Print the listing in its entirety and exactly, leaving out images.

■ Material to process
══════════

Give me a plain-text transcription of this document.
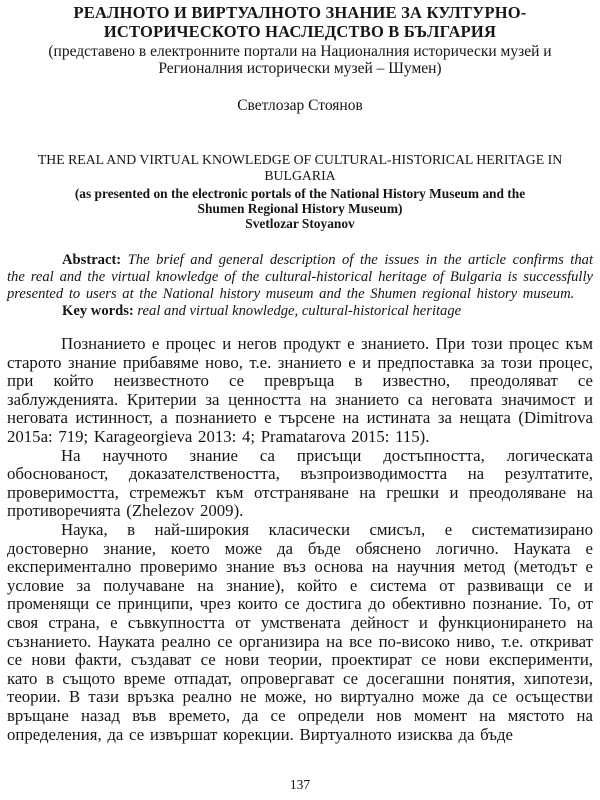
РЕАЛНОТО И ВИРТУАЛНОТО ЗНАНИЕ ЗА КУЛТУРНО-ИСТОРИЧЕСКОТО НАСЛЕДСТВО В БЪЛГАРИЯ

(представено в електронните портали на Националния исторически музей и Регионалния исторически музей – Шумен)

Светлозар Стоянов

THE REAL AND VIRTUAL KNOWLEDGE OF CULTURAL-HISTORICAL HERITAGE IN BULGARIA

(as presented on the electronic portals of the National History Museum and the Shumen Regional History Museum)

Svetlozar Stoyanov

Abstract: The brief and general description of the issues in the article confirms that the real and the virtual knowledge of the cultural-historical heritage of Bulgaria is successfully presented to users at the National history museum and the Shumen regional history museum.

Key words: real and virtual knowledge, cultural-historical heritage

Познанието е процес и негов продукт е знанието. При този процес към старото знание прибавяме ново, т.е. знанието е и предпоставка за този процес, при който неизвестното се превръща в известно, преодоляват се заблужденията. Критерии за ценността на знанието са неговата значимост и неговата истинност, а познанието е търсене на истината за нещата (Dimitrova 2015a: 719; Karageorgieva 2013: 4; Pramatarova 2015: 115).

На научното знание са присъщи достъпността, логическата обоснованост, доказателствеността, възпроизводимостта на резултатите, проверимостта, стремежът към отстраняване на грешки и преодоляване на противоречията (Zhelezov 2009).

Наука, в най-широкия класически смисъл, е систематизирано достоверно знание, което може да бъде обяснено логично. Науката е експериментално проверимо знание въз основа на научния метод (методът е условие за получаване на знание), който е система от развиващи се и променящи се принципи, чрез които се достига до обективно познание. То, от своя страна, е съвкупността от умствената дейност и функционирането на съзнанието. Науката реално се организира на все по-високо ниво, т.е. откриват се нови факти, създават се нови теории, проектират се нови експерименти, като в същото време отпадат, опровергават се досегашни понятия, хипотези, теории. В тази връзка реално не може, но виртуално може да се осъществи връщане назад във времето, да се определи нов момент на мястото на определения, да се извършат корекции. Виртуалното изисква да бъде

137
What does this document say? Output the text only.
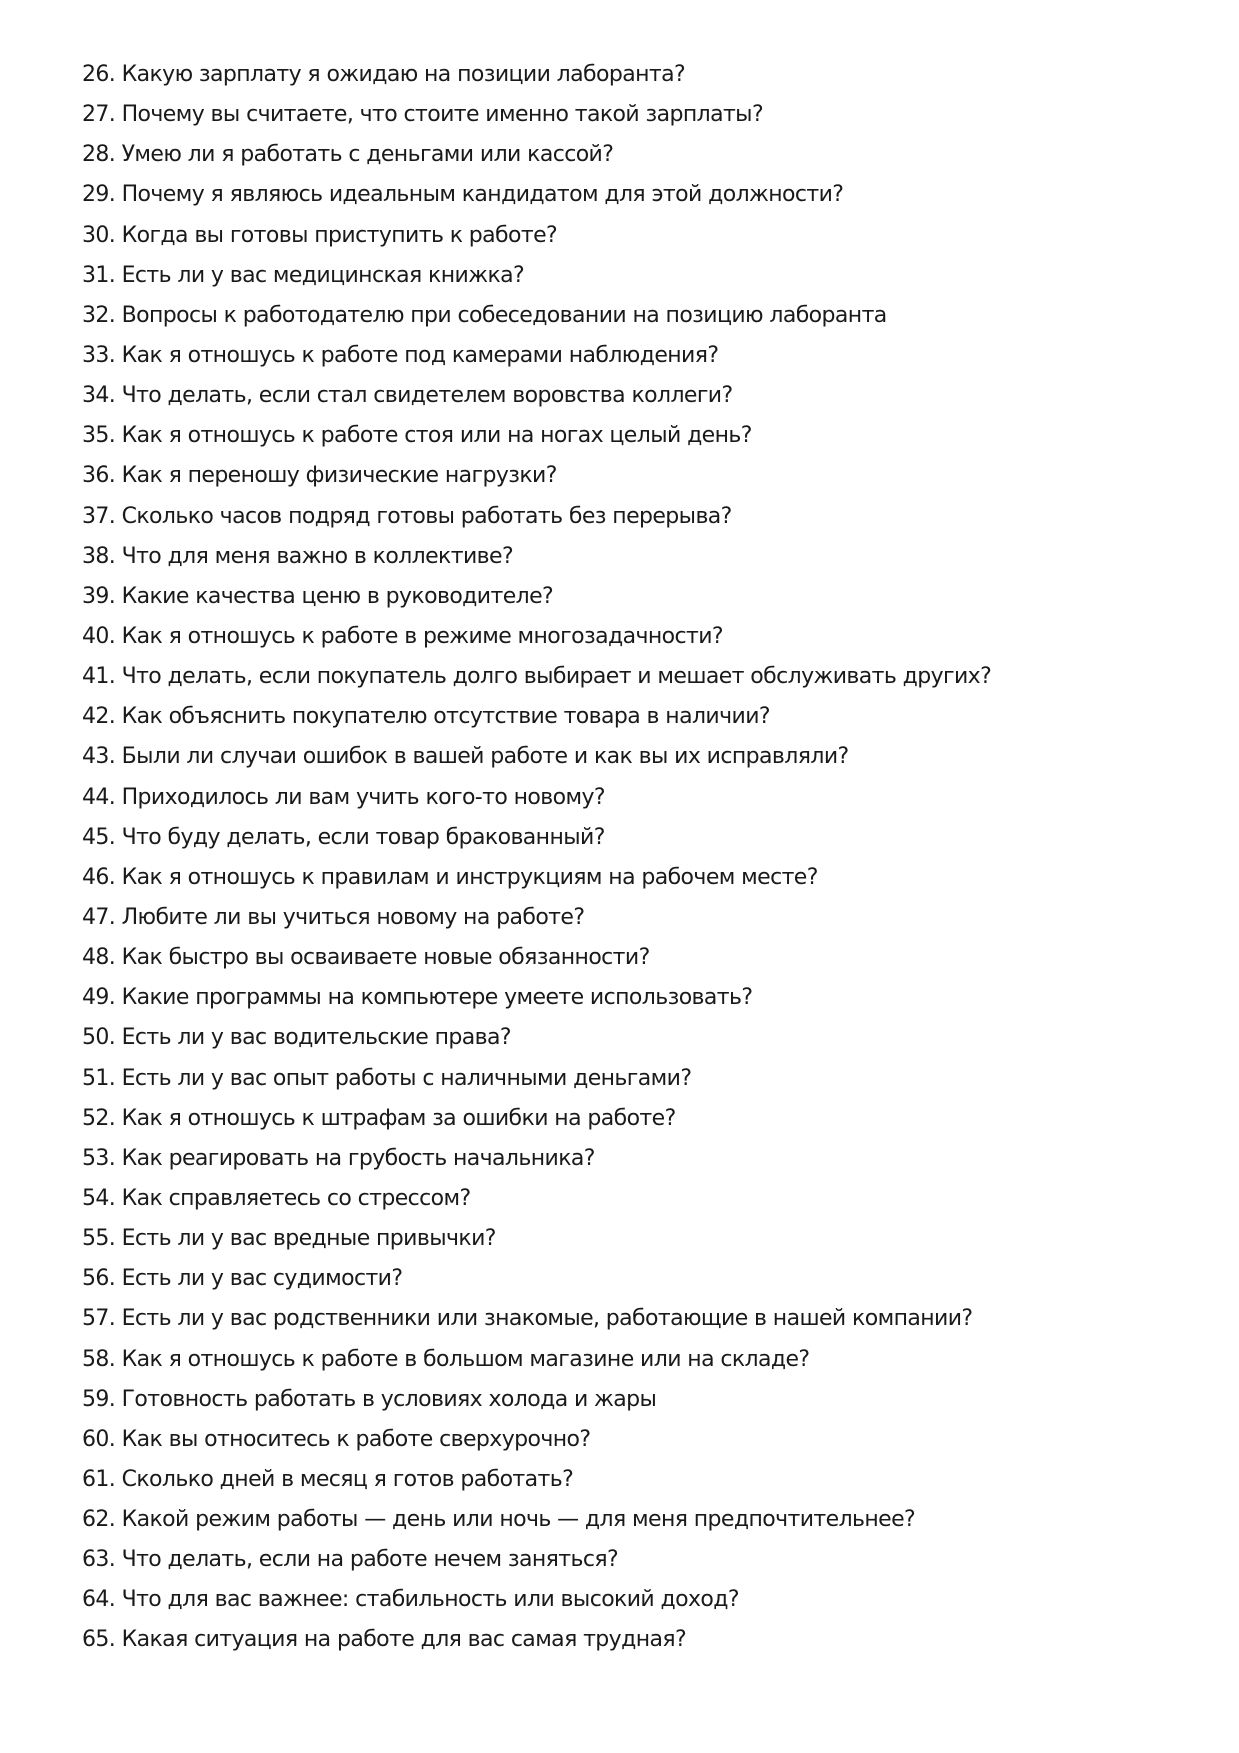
26. Какую зарплату я ожидаю на позиции лаборанта?
27. Почему вы считаете, что стоите именно такой зарплаты?
28. Умею ли я работать с деньгами или кассой?
29. Почему я являюсь идеальным кандидатом для этой должности?
30. Когда вы готовы приступить к работе?
31. Есть ли у вас медицинская книжка?
32. Вопросы к работодателю при собеседовании на позицию лаборанта
33. Как я отношусь к работе под камерами наблюдения?
34. Что делать, если стал свидетелем воровства коллеги?
35. Как я отношусь к работе стоя или на ногах целый день?
36. Как я переношу физические нагрузки?
37. Сколько часов подряд готовы работать без перерыва?
38. Что для меня важно в коллективе?
39. Какие качества ценю в руководителе?
40. Как я отношусь к работе в режиме многозадачности?
41. Что делать, если покупатель долго выбирает и мешает обслуживать других?
42. Как объяснить покупателю отсутствие товара в наличии?
43. Были ли случаи ошибок в вашей работе и как вы их исправляли?
44. Приходилось ли вам учить кого-то новому?
45. Что буду делать, если товар бракованный?
46. Как я отношусь к правилам и инструкциям на рабочем месте?
47. Любите ли вы учиться новому на работе?
48. Как быстро вы осваиваете новые обязанности?
49. Какие программы на компьютере умеете использовать?
50. Есть ли у вас водительские права?
51. Есть ли у вас опыт работы с наличными деньгами?
52. Как я отношусь к штрафам за ошибки на работе?
53. Как реагировать на грубость начальника?
54. Как справляетесь со стрессом?
55. Есть ли у вас вредные привычки?
56. Есть ли у вас судимости?
57. Есть ли у вас родственники или знакомые, работающие в нашей компании?
58. Как я отношусь к работе в большом магазине или на складе?
59. Готовность работать в условиях холода и жары
60. Как вы относитесь к работе сверхурочно?
61. Сколько дней в месяц я готов работать?
62. Какой режим работы — день или ночь — для меня предпочтительнее?
63. Что делать, если на работе нечем заняться?
64. Что для вас важнее: стабильность или высокий доход?
65. Какая ситуация на работе для вас самая трудная?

══════════

■ Exercise output
Give me a plain-text transcription of this document.
РЕАЛНОТО И ВИРТУАЛНОТО ЗНАНИЕ ЗА КУЛТУРНО-ИСТОРИЧЕСКОТО НАСЛЕДСТВО В БЪЛГАРИЯ

(представено в електронните портали на Националния исторически музей и Регионалния исторически музей – Шумен)

Светлозар Стоянов

THE REAL AND VIRTUAL KNOWLEDGE OF CULTURAL-HISTORICAL HERITAGE IN BULGARIA

(as presented on the electronic portals of the National History Museum and the Shumen Regional History Museum)

Svetlozar Stoyanov

Abstract: The brief and general description of the issues in the article confirms that the real and the virtual knowledge of the cultural-historical heritage of Bulgaria is successfully presented to users at the National history museum and the Shumen regional history museum.

Key words: real and virtual knowledge, cultural-historical heritage

Познанието е процес и негов продукт е знанието. При този процес към старото знание прибавяме ново, т.е. знанието е и предпоставка за този процес, при който неизвестното се превръща в известно, преодоляват се заблужденията. Критерии за ценността на знанието са неговата значимост и неговата истинност, а познанието е търсене на истината за нещата (Dimitrova 2015a: 719; Karageorgieva 2013: 4; Pramatarova 2015: 115).

На научното знание са присъщи достъпността, логическата обоснованост, доказателствеността, възпроизводимостта на резултатите, проверимостта, стремежът към отстраняване на грешки и преодоляване на противоречията (Zhelezov 2009).

Наука, в най-широкия класически смисъл, е систематизирано достоверно знание, което може да бъде обяснено логично. Науката е експериментално проверимо знание въз основа на научния метод (методът е условие за получаване на знание), който е система от развиващи се и променящи се принципи, чрез които се достига до обективно познание. То, от своя страна, е съвкупността от умствената дейност и функционирането на съзнанието. Науката реално се организира на все по-високо ниво, т.е. откриват се нови факти, създават се нови теории, проектират се нови експерименти, като в същото време отпадат, опровергават се досегашни понятия, хипотези, теории. В тази връзка реално не може, но виртуално може да се осъществи връщане назад във времето, да се определи нов момент на мястото на определения, да се извършат корекции. Виртуалното изисква да бъде

137
What does this document say? Output the text only.
26. Какую зарплату я ожидаю на позиции лаборанта?
27. Почему вы считаете, что стоите именно такой зарплаты?
28. Умею ли я работать с деньгами или кассой?
29. Почему я являюсь идеальным кандидатом для этой должности?
30. Когда вы готовы приступить к работе?
31. Есть ли у вас медицинская книжка?
32. Вопросы к работодателю при собеседовании на позицию лаборанта
33. Как я отношусь к работе под камерами наблюдения?
34. Что делать, если стал свидетелем воровства коллеги?
35. Как я отношусь к работе стоя или на ногах целый день?
36. Как я переношу физические нагрузки?
37. Сколько часов подряд готовы работать без перерыва?
38. Что для меня важно в коллективе?
39. Какие качества ценю в руководителе?
40. Как я отношусь к работе в режиме многозадачности?
41. Что делать, если покупатель долго выбирает и мешает обслуживать других?
42. Как объяснить покупателю отсутствие товара в наличии?
43. Были ли случаи ошибок в вашей работе и как вы их исправляли?
44. Приходилось ли вам учить кого-то новому?
45. Что буду делать, если товар бракованный?
46. Как я отношусь к правилам и инструкциям на рабочем месте?
47. Любите ли вы учиться новому на работе?
48. Как быстро вы осваиваете новые обязанности?
49. Какие программы на компьютере умеете использовать?
50. Есть ли у вас водительские права?
51. Есть ли у вас опыт работы с наличными деньгами?
52. Как я отношусь к штрафам за ошибки на работе?
53. Как реагировать на грубость начальника?
54. Как справляетесь со стрессом?
55. Есть ли у вас вредные привычки?
56. Есть ли у вас судимости?
57. Есть ли у вас родственники или знакомые, работающие в нашей компании?
58. Как я отношусь к работе в большом магазине или на складе?
59. Готовность работать в условиях холода и жары
60. Как вы относитесь к работе сверхурочно?
61. Сколько дней в месяц я готов работать?
62. Какой режим работы — день или ночь — для меня предпочтительнее?
63. Что делать, если на работе нечем заняться?
64. Что для вас важнее: стабильность или высокий доход?
65. Какая ситуация на работе для вас самая трудная?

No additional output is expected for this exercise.